Given problem ▸ Transcribe each record below word for word.

+++

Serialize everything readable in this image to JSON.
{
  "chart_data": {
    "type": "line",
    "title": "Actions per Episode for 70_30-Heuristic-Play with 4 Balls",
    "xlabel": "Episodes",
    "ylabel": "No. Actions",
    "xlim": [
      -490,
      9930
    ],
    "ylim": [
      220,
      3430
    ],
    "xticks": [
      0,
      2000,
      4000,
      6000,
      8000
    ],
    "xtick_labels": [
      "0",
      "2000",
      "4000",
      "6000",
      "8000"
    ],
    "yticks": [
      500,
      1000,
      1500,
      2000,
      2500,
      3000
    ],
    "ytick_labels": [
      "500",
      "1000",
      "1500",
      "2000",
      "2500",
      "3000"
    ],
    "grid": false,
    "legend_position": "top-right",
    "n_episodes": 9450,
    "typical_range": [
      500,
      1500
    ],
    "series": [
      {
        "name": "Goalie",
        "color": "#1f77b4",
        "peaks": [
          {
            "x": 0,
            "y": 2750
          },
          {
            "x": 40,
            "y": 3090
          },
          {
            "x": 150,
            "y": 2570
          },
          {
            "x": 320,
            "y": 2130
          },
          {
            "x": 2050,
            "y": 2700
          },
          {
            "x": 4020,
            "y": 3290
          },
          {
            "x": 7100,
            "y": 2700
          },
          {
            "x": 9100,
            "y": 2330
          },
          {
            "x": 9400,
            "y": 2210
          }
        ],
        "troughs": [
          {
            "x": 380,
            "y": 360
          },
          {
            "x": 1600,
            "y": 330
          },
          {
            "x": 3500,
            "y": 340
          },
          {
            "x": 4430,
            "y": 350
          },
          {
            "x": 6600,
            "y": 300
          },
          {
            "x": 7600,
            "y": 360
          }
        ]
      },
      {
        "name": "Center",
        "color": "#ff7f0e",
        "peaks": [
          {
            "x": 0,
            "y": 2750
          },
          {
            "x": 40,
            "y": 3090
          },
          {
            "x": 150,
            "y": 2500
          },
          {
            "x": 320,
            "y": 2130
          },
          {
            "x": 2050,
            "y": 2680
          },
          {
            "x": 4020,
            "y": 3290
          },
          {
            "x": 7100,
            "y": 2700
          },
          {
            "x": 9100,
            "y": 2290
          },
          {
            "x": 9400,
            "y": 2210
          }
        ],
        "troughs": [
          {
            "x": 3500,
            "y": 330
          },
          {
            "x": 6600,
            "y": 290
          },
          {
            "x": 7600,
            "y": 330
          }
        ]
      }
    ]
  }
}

+++

Task output ▸
Serialize everything readable in this image to JSON.
{
  "chart_data": {
    "type": "line",
    "title": "Actions per Episode for 70_30-Heuristic-Play with 4 Balls",
    "xlabel": "Episodes",
    "ylabel": "No. Actions",
    "xlim": [
      -490,
      9930
    ],
    "ylim": [
      220,
      3430
    ],
    "xticks": [
      0,
      2000,
      4000,
      6000,
      8000
    ],
    "xtick_labels": [
      "0",
      "2000",
      "4000",
      "6000",
      "8000"
    ],
    "yticks": [
      500,
      1000,
      1500,
      2000,
      2500,
      3000
    ],
    "ytick_labels": [
      "500",
      "1000",
      "1500",
      "2000",
      "2500",
      "3000"
    ],
    "grid": false,
    "legend_position": "top-right",
    "n_episodes": 9450,
    "typical_range": [
      500,
      1500
    ],
    "series": [
      {
        "name": "Goalie",
        "color": "#1f77b4",
        "peaks": [
          {
            "x": 0,
            "y": 2750
          },
          {
            "x": 40,
            "y": 3090
          },
          {
            "x": 150,
            "y": 2570
          },
          {
            "x": 320,
            "y": 2130
          },
          {
            "x": 2050,
            "y": 2700
          },
          {
            "x": 4020,
            "y": 3290
          },
          {
            "x": 7100,
            "y": 2700
          },
          {
            "x": 9100,
            "y": 2330
          },
          {
            "x": 9400,
            "y": 2210
          }
        ],
        "troughs": [
          {
            "x": 380,
            "y": 360
          },
          {
            "x": 1600,
            "y": 330
          },
          {
            "x": 3500,
            "y": 340
          },
          {
            "x": 4430,
            "y": 350
          },
          {
            "x": 6600,
            "y": 300
          },
          {
            "x": 7600,
            "y": 360
          }
        ]
      },
      {
        "name": "Center",
        "color": "#ff7f0e",
        "peaks": [
          {
            "x": 0,
            "y": 2750
          },
          {
            "x": 40,
            "y": 3090
          },
          {
            "x": 150,
            "y": 2500
          },
          {
            "x": 320,
            "y": 2130
          },
          {
            "x": 2050,
            "y": 2680
          },
          {
            "x": 4020,
            "y": 3290
          },
          {
            "x": 7100,
            "y": 2700
          },
          {
            "x": 9100,
            "y": 2290
          },
          {
            "x": 9400,
            "y": 2210
          }
        ],
        "troughs": [
          {
            "x": 3500,
            "y": 330
          },
          {
            "x": 6600,
            "y": 290
          },
          {
            "x": 7600,
            "y": 330
          }
        ]
      }
    ]
  }
}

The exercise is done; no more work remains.